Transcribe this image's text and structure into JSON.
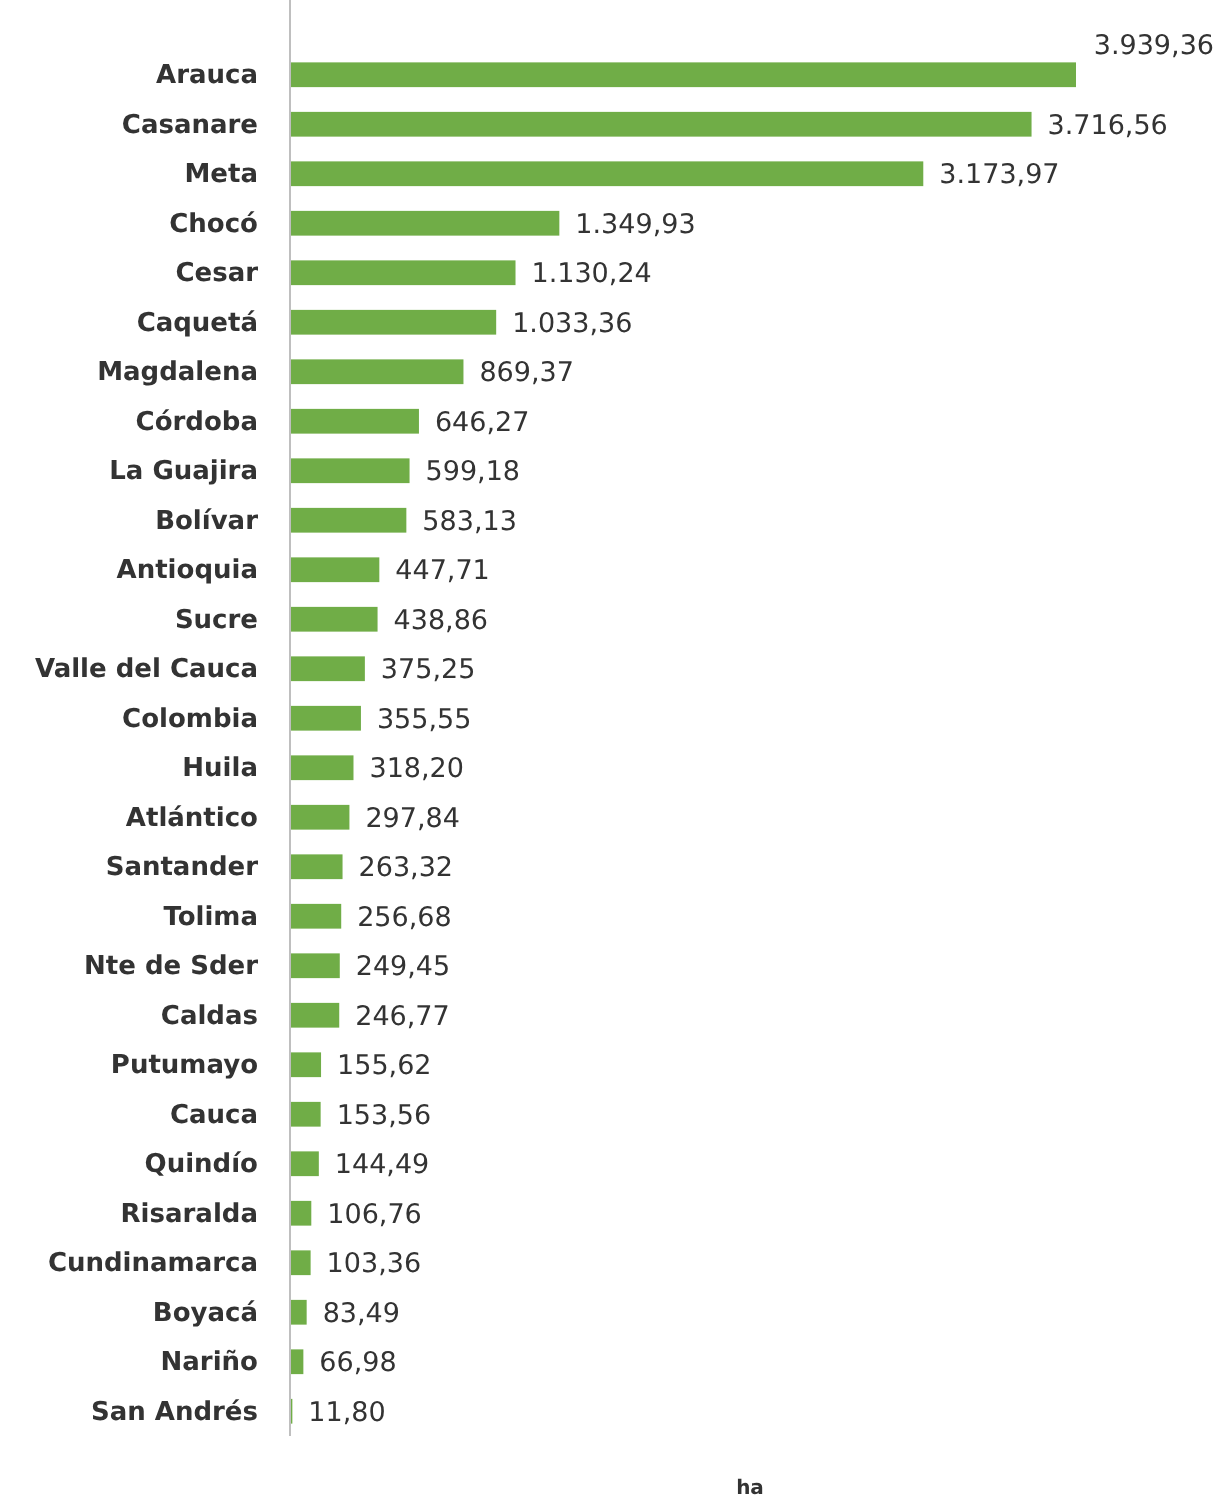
{
  "chart_data": {
    "type": "bar",
    "orientation": "horizontal",
    "xlabel": "ha",
    "categories": [
      "Arauca",
      "Casanare",
      "Meta",
      "Chocó",
      "Cesar",
      "Caquetá",
      "Magdalena",
      "Córdoba",
      "La Guajira",
      "Bolívar",
      "Antioquia",
      "Sucre",
      "Valle del Cauca",
      "Colombia",
      "Huila",
      "Atlántico",
      "Santander",
      "Tolima",
      "Nte de Sder",
      "Caldas",
      "Putumayo",
      "Cauca",
      "Quindío",
      "Risaralda",
      "Cundinamarca",
      "Boyacá",
      "Nariño",
      "San Andrés"
    ],
    "values": [
      3939.36,
      3716.56,
      3173.97,
      1349.93,
      1130.24,
      1033.36,
      869.37,
      646.27,
      599.18,
      583.13,
      447.71,
      438.86,
      375.25,
      355.55,
      318.2,
      297.84,
      263.32,
      256.68,
      249.45,
      246.77,
      155.62,
      153.56,
      144.49,
      106.76,
      103.36,
      83.49,
      66.98,
      11.8
    ],
    "value_labels": [
      "3.939,36",
      "3.716,56",
      "3.173,97",
      "1.349,93",
      "1.130,24",
      "1.033,36",
      "869,37",
      "646,27",
      "599,18",
      "583,13",
      "447,71",
      "438,86",
      "375,25",
      "355,55",
      "318,20",
      "297,84",
      "263,32",
      "256,68",
      "249,45",
      "246,77",
      "155,62",
      "153,56",
      "144,49",
      "106,76",
      "103,36",
      "83,49",
      "66,98",
      "11,80"
    ],
    "color": "#70ad47",
    "tick_labels": "y"
  }
}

-----

Output the records above exactly as they are, leaving out the pictures.

Transcribe this image's text and structure into JSON.
{
  "chart_data": {
    "type": "bar",
    "orientation": "horizontal",
    "xlabel": "ha",
    "categories": [
      "Arauca",
      "Casanare",
      "Meta",
      "Chocó",
      "Cesar",
      "Caquetá",
      "Magdalena",
      "Córdoba",
      "La Guajira",
      "Bolívar",
      "Antioquia",
      "Sucre",
      "Valle del Cauca",
      "Colombia",
      "Huila",
      "Atlántico",
      "Santander",
      "Tolima",
      "Nte de Sder",
      "Caldas",
      "Putumayo",
      "Cauca",
      "Quindío",
      "Risaralda",
      "Cundinamarca",
      "Boyacá",
      "Nariño",
      "San Andrés"
    ],
    "values": [
      3939.36,
      3716.56,
      3173.97,
      1349.93,
      1130.24,
      1033.36,
      869.37,
      646.27,
      599.18,
      583.13,
      447.71,
      438.86,
      375.25,
      355.55,
      318.2,
      297.84,
      263.32,
      256.68,
      249.45,
      246.77,
      155.62,
      153.56,
      144.49,
      106.76,
      103.36,
      83.49,
      66.98,
      11.8
    ],
    "value_labels": [
      "3.939,36",
      "3.716,56",
      "3.173,97",
      "1.349,93",
      "1.130,24",
      "1.033,36",
      "869,37",
      "646,27",
      "599,18",
      "583,13",
      "447,71",
      "438,86",
      "375,25",
      "355,55",
      "318,20",
      "297,84",
      "263,32",
      "256,68",
      "249,45",
      "246,77",
      "155,62",
      "153,56",
      "144,49",
      "106,76",
      "103,36",
      "83,49",
      "66,98",
      "11,80"
    ],
    "color": "#70ad47",
    "tick_labels": "y"
  }
}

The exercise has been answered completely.